[Box coordinate listings]

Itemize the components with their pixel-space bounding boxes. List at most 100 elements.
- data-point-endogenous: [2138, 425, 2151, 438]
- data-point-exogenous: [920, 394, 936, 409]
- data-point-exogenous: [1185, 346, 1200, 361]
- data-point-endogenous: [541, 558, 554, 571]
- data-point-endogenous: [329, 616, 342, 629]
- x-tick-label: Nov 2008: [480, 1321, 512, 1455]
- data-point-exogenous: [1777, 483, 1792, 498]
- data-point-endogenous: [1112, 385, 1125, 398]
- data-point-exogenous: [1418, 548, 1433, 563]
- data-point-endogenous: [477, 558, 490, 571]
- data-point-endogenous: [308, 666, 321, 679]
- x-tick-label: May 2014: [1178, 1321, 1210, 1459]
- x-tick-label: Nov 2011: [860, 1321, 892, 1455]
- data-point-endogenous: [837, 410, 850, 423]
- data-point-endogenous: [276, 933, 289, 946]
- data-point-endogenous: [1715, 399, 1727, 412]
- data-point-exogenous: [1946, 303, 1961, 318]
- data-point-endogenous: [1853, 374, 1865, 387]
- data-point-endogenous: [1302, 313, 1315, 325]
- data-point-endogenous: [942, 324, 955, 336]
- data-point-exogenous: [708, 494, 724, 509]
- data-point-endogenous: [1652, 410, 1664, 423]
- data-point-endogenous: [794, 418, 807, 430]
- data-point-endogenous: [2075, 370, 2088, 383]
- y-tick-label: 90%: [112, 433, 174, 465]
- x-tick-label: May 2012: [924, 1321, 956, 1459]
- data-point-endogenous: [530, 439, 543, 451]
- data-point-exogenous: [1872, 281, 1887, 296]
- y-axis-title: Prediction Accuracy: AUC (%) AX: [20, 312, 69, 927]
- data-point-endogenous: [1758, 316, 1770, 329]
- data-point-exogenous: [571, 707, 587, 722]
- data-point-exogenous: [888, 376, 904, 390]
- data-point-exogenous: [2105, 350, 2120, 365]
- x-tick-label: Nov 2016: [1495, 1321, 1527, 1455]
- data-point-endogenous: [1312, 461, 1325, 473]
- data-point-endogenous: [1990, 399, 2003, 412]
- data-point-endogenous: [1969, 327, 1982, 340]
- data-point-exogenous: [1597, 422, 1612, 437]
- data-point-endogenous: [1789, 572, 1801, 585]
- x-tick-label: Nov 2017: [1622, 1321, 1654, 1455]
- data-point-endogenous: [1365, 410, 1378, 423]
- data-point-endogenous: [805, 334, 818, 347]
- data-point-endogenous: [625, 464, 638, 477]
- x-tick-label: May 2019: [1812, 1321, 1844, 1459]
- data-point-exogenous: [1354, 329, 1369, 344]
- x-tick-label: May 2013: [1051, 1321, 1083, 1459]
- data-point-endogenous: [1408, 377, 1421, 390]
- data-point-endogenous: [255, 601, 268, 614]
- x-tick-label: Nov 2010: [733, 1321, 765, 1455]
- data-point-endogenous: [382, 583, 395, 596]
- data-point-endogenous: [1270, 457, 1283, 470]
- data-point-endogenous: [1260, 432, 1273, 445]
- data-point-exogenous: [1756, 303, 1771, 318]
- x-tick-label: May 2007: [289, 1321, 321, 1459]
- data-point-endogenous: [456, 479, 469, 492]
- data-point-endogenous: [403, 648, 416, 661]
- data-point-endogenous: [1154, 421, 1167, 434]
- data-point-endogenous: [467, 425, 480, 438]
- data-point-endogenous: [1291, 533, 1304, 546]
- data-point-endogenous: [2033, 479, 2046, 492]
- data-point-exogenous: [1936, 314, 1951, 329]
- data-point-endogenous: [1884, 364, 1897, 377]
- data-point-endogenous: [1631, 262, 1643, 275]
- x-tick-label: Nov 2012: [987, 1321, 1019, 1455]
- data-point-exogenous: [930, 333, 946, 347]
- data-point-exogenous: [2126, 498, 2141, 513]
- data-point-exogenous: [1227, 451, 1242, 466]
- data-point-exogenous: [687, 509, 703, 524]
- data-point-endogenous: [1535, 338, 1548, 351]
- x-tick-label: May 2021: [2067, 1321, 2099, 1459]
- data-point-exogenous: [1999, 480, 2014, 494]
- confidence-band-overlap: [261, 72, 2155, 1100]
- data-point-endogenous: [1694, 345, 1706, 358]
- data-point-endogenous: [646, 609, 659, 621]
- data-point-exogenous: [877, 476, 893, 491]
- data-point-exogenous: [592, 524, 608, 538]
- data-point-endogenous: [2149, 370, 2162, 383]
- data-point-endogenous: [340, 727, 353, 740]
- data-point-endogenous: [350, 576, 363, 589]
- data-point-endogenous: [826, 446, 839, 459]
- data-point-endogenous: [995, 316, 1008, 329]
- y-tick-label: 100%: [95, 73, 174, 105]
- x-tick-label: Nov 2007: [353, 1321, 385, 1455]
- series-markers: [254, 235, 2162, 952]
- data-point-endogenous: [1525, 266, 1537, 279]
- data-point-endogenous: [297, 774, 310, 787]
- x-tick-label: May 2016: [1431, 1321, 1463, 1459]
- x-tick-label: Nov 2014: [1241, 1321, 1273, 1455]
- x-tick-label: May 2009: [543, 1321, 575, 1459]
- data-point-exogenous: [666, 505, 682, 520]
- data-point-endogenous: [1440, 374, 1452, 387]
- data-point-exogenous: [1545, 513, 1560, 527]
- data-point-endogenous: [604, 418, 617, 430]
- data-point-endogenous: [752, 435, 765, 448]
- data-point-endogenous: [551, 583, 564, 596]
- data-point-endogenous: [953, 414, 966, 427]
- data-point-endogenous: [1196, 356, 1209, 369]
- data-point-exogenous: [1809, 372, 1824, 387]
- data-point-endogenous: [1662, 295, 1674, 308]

Directive: Please rewrite the records from their start through the line with "- data-point-endogenous: [1652, 410, 1664, 423]", replacing "x-tick-label" with "x-axis-label" and keeping everything else unchanged. Give only those lines.

Result for this exercise:
Itemize the components with their pixel-space bounding boxes. List at most 100 elements.
- data-point-endogenous: [2138, 425, 2151, 438]
- data-point-exogenous: [920, 394, 936, 409]
- data-point-exogenous: [1185, 346, 1200, 361]
- data-point-endogenous: [541, 558, 554, 571]
- data-point-endogenous: [329, 616, 342, 629]
- x-axis-label: Nov 2008: [480, 1321, 512, 1455]
- data-point-exogenous: [1777, 483, 1792, 498]
- data-point-endogenous: [1112, 385, 1125, 398]
- data-point-exogenous: [1418, 548, 1433, 563]
- data-point-endogenous: [477, 558, 490, 571]
- data-point-endogenous: [308, 666, 321, 679]
- x-axis-label: May 2014: [1178, 1321, 1210, 1459]
- x-axis-label: Nov 2011: [860, 1321, 892, 1455]
- data-point-endogenous: [837, 410, 850, 423]
- data-point-endogenous: [276, 933, 289, 946]
- data-point-endogenous: [1715, 399, 1727, 412]
- data-point-exogenous: [1946, 303, 1961, 318]
- data-point-endogenous: [1853, 374, 1865, 387]
- data-point-endogenous: [1302, 313, 1315, 325]
- data-point-endogenous: [942, 324, 955, 336]
- data-point-exogenous: [708, 494, 724, 509]
- data-point-endogenous: [1652, 410, 1664, 423]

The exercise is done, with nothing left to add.